Your goal: Scan the entries below. List each line with "title".

Data in this exercise:
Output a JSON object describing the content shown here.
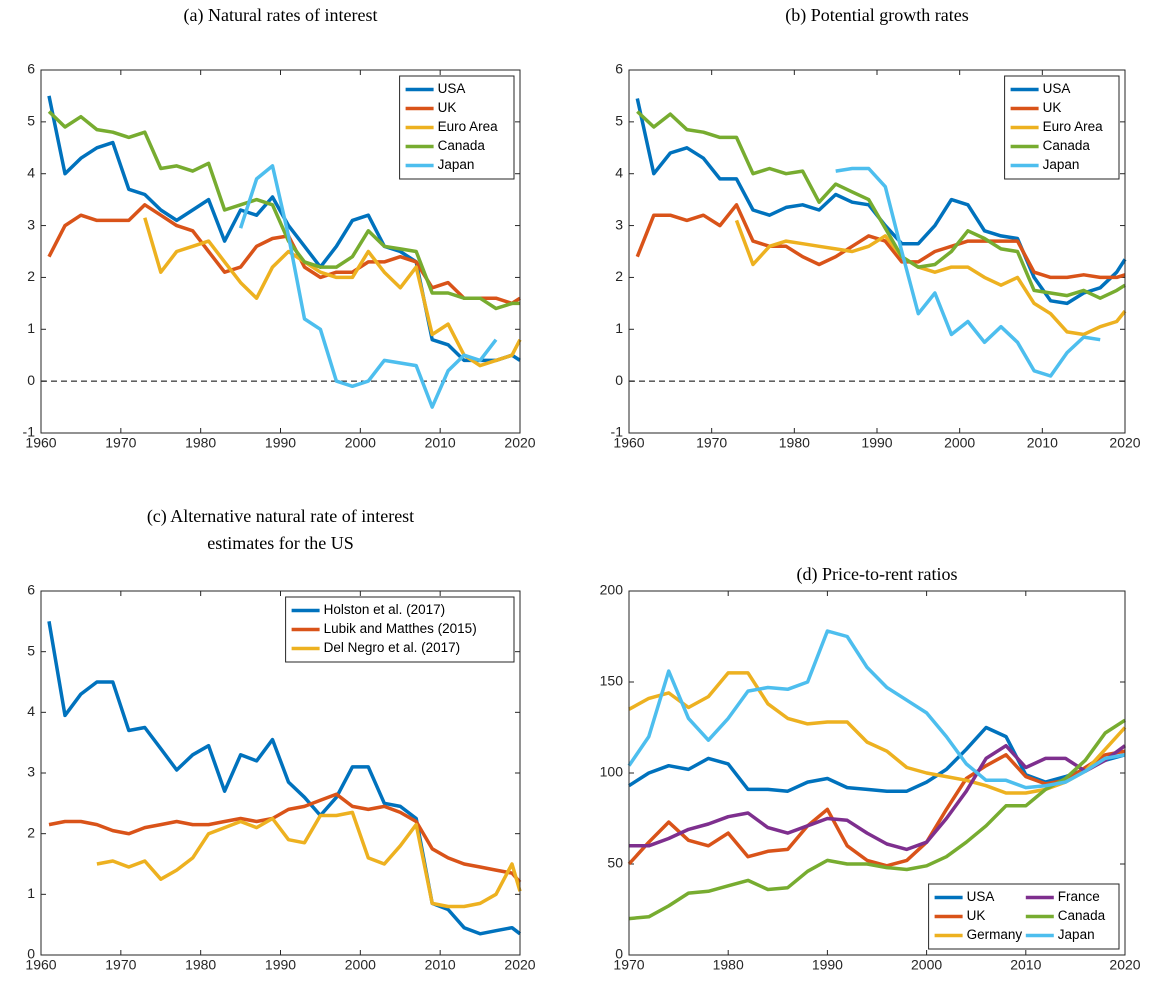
{
  "chart_data": [
    {
      "type": "line",
      "title": "(a) Natural rates of interest",
      "x": [
        1961,
        1963,
        1965,
        1967,
        1969,
        1971,
        1973,
        1975,
        1977,
        1979,
        1981,
        1983,
        1985,
        1987,
        1989,
        1991,
        1993,
        1995,
        1997,
        1999,
        2001,
        2003,
        2005,
        2007,
        2009,
        2011,
        2013,
        2015,
        2017,
        2019,
        2020
      ],
      "xlim": [
        1960,
        2020
      ],
      "xticks": [
        1960,
        1970,
        1980,
        1990,
        2000,
        2010,
        2020
      ],
      "ylim": [
        -1,
        6
      ],
      "yticks": [
        -1,
        0,
        1,
        2,
        3,
        4,
        5,
        6
      ],
      "reference_line": 0,
      "legend": "upper right",
      "series": [
        {
          "name": "USA",
          "color": "#0072BD",
          "values": [
            5.5,
            4.0,
            4.3,
            4.5,
            4.6,
            3.7,
            3.6,
            3.3,
            3.1,
            3.3,
            3.5,
            2.7,
            3.3,
            3.2,
            3.55,
            3.0,
            2.6,
            2.2,
            2.6,
            3.1,
            3.2,
            2.6,
            2.5,
            2.3,
            0.8,
            0.7,
            0.4,
            0.4,
            0.4,
            0.5,
            0.4
          ]
        },
        {
          "name": "UK",
          "color": "#D95319",
          "values": [
            2.4,
            3.0,
            3.2,
            3.1,
            3.1,
            3.1,
            3.4,
            3.2,
            3.0,
            2.9,
            2.5,
            2.1,
            2.2,
            2.6,
            2.75,
            2.8,
            2.2,
            2.0,
            2.1,
            2.1,
            2.3,
            2.3,
            2.4,
            2.3,
            1.8,
            1.9,
            1.6,
            1.6,
            1.6,
            1.5,
            1.6
          ]
        },
        {
          "name": "Euro Area",
          "color": "#EDB120",
          "values": [
            null,
            null,
            null,
            null,
            null,
            null,
            3.15,
            2.1,
            2.5,
            2.6,
            2.7,
            2.3,
            1.9,
            1.6,
            2.2,
            2.5,
            2.3,
            2.1,
            2.0,
            2.0,
            2.5,
            2.1,
            1.8,
            2.2,
            0.9,
            1.1,
            0.5,
            0.3,
            0.4,
            0.5,
            0.8
          ]
        },
        {
          "name": "Canada",
          "color": "#77AC30",
          "values": [
            5.2,
            4.9,
            5.1,
            4.85,
            4.8,
            4.7,
            4.8,
            4.1,
            4.15,
            4.05,
            4.2,
            3.3,
            3.4,
            3.5,
            3.4,
            2.7,
            2.3,
            2.2,
            2.2,
            2.4,
            2.9,
            2.6,
            2.55,
            2.5,
            1.7,
            1.7,
            1.6,
            1.6,
            1.4,
            1.5,
            1.5
          ]
        },
        {
          "name": "Japan",
          "color": "#4DBEEE",
          "values": [
            null,
            null,
            null,
            null,
            null,
            null,
            null,
            null,
            null,
            null,
            null,
            null,
            2.95,
            3.9,
            4.15,
            2.8,
            1.2,
            1.0,
            0.0,
            -0.1,
            0.0,
            0.4,
            0.35,
            0.3,
            -0.5,
            0.2,
            0.5,
            0.4,
            0.8,
            null,
            null
          ]
        }
      ]
    },
    {
      "type": "line",
      "title": "(b) Potential growth rates",
      "x": [
        1961,
        1963,
        1965,
        1967,
        1969,
        1971,
        1973,
        1975,
        1977,
        1979,
        1981,
        1983,
        1985,
        1987,
        1989,
        1991,
        1993,
        1995,
        1997,
        1999,
        2001,
        2003,
        2005,
        2007,
        2009,
        2011,
        2013,
        2015,
        2017,
        2019,
        2020
      ],
      "xlim": [
        1960,
        2020
      ],
      "xticks": [
        1960,
        1970,
        1980,
        1990,
        2000,
        2010,
        2020
      ],
      "ylim": [
        -1,
        6
      ],
      "yticks": [
        -1,
        0,
        1,
        2,
        3,
        4,
        5,
        6
      ],
      "reference_line": 0,
      "legend": "upper right",
      "series": [
        {
          "name": "USA",
          "color": "#0072BD",
          "values": [
            5.45,
            4.0,
            4.4,
            4.5,
            4.3,
            3.9,
            3.9,
            3.3,
            3.2,
            3.35,
            3.4,
            3.3,
            3.6,
            3.45,
            3.4,
            3.0,
            2.65,
            2.65,
            3.0,
            3.5,
            3.4,
            2.9,
            2.8,
            2.75,
            2.0,
            1.55,
            1.5,
            1.7,
            1.8,
            2.1,
            2.35
          ]
        },
        {
          "name": "UK",
          "color": "#D95319",
          "values": [
            2.4,
            3.2,
            3.2,
            3.1,
            3.2,
            3.0,
            3.4,
            2.7,
            2.6,
            2.6,
            2.4,
            2.25,
            2.4,
            2.6,
            2.8,
            2.7,
            2.3,
            2.3,
            2.5,
            2.6,
            2.7,
            2.7,
            2.7,
            2.7,
            2.1,
            2.0,
            2.0,
            2.05,
            2.0,
            2.0,
            2.05
          ]
        },
        {
          "name": "Euro Area",
          "color": "#EDB120",
          "values": [
            null,
            null,
            null,
            null,
            null,
            null,
            3.1,
            2.25,
            2.6,
            2.7,
            2.65,
            2.6,
            2.55,
            2.5,
            2.6,
            2.8,
            2.4,
            2.2,
            2.1,
            2.2,
            2.2,
            2.0,
            1.85,
            2.0,
            1.5,
            1.3,
            0.95,
            0.9,
            1.05,
            1.15,
            1.35
          ]
        },
        {
          "name": "Canada",
          "color": "#77AC30",
          "values": [
            5.2,
            4.9,
            5.15,
            4.85,
            4.8,
            4.7,
            4.7,
            4.0,
            4.1,
            4.0,
            4.05,
            3.45,
            3.8,
            3.65,
            3.5,
            2.95,
            2.4,
            2.2,
            2.25,
            2.5,
            2.9,
            2.75,
            2.55,
            2.5,
            1.75,
            1.7,
            1.65,
            1.75,
            1.6,
            1.75,
            1.85
          ]
        },
        {
          "name": "Japan",
          "color": "#4DBEEE",
          "values": [
            null,
            null,
            null,
            null,
            null,
            null,
            null,
            null,
            null,
            null,
            null,
            null,
            4.05,
            4.1,
            4.1,
            3.75,
            2.5,
            1.3,
            1.7,
            0.9,
            1.15,
            0.75,
            1.05,
            0.75,
            0.2,
            0.1,
            0.55,
            0.85,
            0.8,
            null,
            null
          ]
        }
      ]
    },
    {
      "type": "line",
      "title": [
        "(c) Alternative natural rate of interest",
        "estimates for the US"
      ],
      "x": [
        1961,
        1963,
        1965,
        1967,
        1969,
        1971,
        1973,
        1975,
        1977,
        1979,
        1981,
        1983,
        1985,
        1987,
        1989,
        1991,
        1993,
        1995,
        1997,
        1999,
        2001,
        2003,
        2005,
        2007,
        2009,
        2011,
        2013,
        2015,
        2017,
        2019,
        2020
      ],
      "xlim": [
        1960,
        2020
      ],
      "xticks": [
        1960,
        1970,
        1980,
        1990,
        2000,
        2010,
        2020
      ],
      "ylim": [
        0,
        6
      ],
      "yticks": [
        0,
        1,
        2,
        3,
        4,
        5,
        6
      ],
      "legend": "upper right",
      "series": [
        {
          "name": "Holston et al. (2017)",
          "color": "#0072BD",
          "values": [
            5.5,
            3.95,
            4.3,
            4.5,
            4.5,
            3.7,
            3.75,
            3.4,
            3.05,
            3.3,
            3.45,
            2.7,
            3.3,
            3.2,
            3.55,
            2.85,
            2.6,
            2.3,
            2.6,
            3.1,
            3.1,
            2.5,
            2.45,
            2.25,
            0.85,
            0.75,
            0.45,
            0.35,
            0.4,
            0.45,
            0.35
          ]
        },
        {
          "name": "Lubik and Matthes (2015)",
          "color": "#D95319",
          "values": [
            2.15,
            2.2,
            2.2,
            2.15,
            2.05,
            2.0,
            2.1,
            2.15,
            2.2,
            2.15,
            2.15,
            2.2,
            2.25,
            2.2,
            2.25,
            2.4,
            2.45,
            2.55,
            2.65,
            2.45,
            2.4,
            2.45,
            2.35,
            2.2,
            1.75,
            1.6,
            1.5,
            1.45,
            1.4,
            1.35,
            1.2
          ]
        },
        {
          "name": "Del Negro et al. (2017)",
          "color": "#EDB120",
          "values": [
            null,
            null,
            null,
            1.5,
            1.55,
            1.45,
            1.55,
            1.25,
            1.4,
            1.6,
            2.0,
            2.1,
            2.2,
            2.1,
            2.25,
            1.9,
            1.85,
            2.3,
            2.3,
            2.35,
            1.6,
            1.5,
            1.8,
            2.15,
            0.85,
            0.8,
            0.8,
            0.85,
            1.0,
            1.5,
            1.05
          ]
        }
      ]
    },
    {
      "type": "line",
      "title": "(d) Price-to-rent ratios",
      "x": [
        1970,
        1972,
        1974,
        1976,
        1978,
        1980,
        1982,
        1984,
        1986,
        1988,
        1990,
        1992,
        1994,
        1996,
        1998,
        2000,
        2002,
        2004,
        2006,
        2008,
        2010,
        2012,
        2014,
        2016,
        2018,
        2020
      ],
      "xlim": [
        1970,
        2020
      ],
      "xticks": [
        1970,
        1980,
        1990,
        2000,
        2010,
        2020
      ],
      "ylim": [
        0,
        200
      ],
      "yticks": [
        0,
        50,
        100,
        150,
        200
      ],
      "legend": "lower right",
      "legend_columns": 2,
      "series": [
        {
          "name": "USA",
          "color": "#0072BD",
          "values": [
            93,
            100,
            104,
            102,
            108,
            105,
            91,
            91,
            90,
            95,
            97,
            92,
            91,
            90,
            90,
            95,
            102,
            113,
            125,
            120,
            99,
            95,
            98,
            102,
            107,
            110
          ]
        },
        {
          "name": "UK",
          "color": "#D95319",
          "values": [
            50,
            62,
            73,
            63,
            60,
            67,
            54,
            57,
            58,
            71,
            80,
            60,
            52,
            49,
            52,
            62,
            80,
            97,
            104,
            110,
            98,
            94,
            96,
            103,
            110,
            112
          ]
        },
        {
          "name": "Germany",
          "color": "#EDB120",
          "values": [
            135,
            141,
            144,
            136,
            142,
            155,
            155,
            138,
            130,
            127,
            128,
            128,
            117,
            112,
            103,
            100,
            98,
            96,
            93,
            89,
            89,
            91,
            95,
            101,
            113,
            125
          ]
        },
        {
          "name": "France",
          "color": "#7E2F8E",
          "values": [
            60,
            60,
            64,
            69,
            72,
            76,
            78,
            70,
            67,
            71,
            75,
            74,
            67,
            61,
            58,
            62,
            75,
            90,
            108,
            115,
            103,
            108,
            108,
            101,
            107,
            115
          ]
        },
        {
          "name": "Canada",
          "color": "#77AC30",
          "values": [
            20,
            21,
            27,
            34,
            35,
            38,
            41,
            36,
            37,
            46,
            52,
            50,
            50,
            48,
            47,
            49,
            54,
            62,
            71,
            82,
            82,
            91,
            97,
            107,
            122,
            129
          ]
        },
        {
          "name": "Japan",
          "color": "#4DBEEE",
          "values": [
            104,
            120,
            156,
            130,
            118,
            130,
            145,
            147,
            146,
            150,
            178,
            175,
            158,
            147,
            140,
            133,
            120,
            105,
            96,
            96,
            92,
            93,
            95,
            101,
            108,
            110
          ]
        }
      ]
    }
  ]
}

Output of the exercise:
      "title": "(a) Natural rates of interest",
      "title": "(b) Potential growth rates",
      "title": [
      "title": "(d) Price-to-rent ratios",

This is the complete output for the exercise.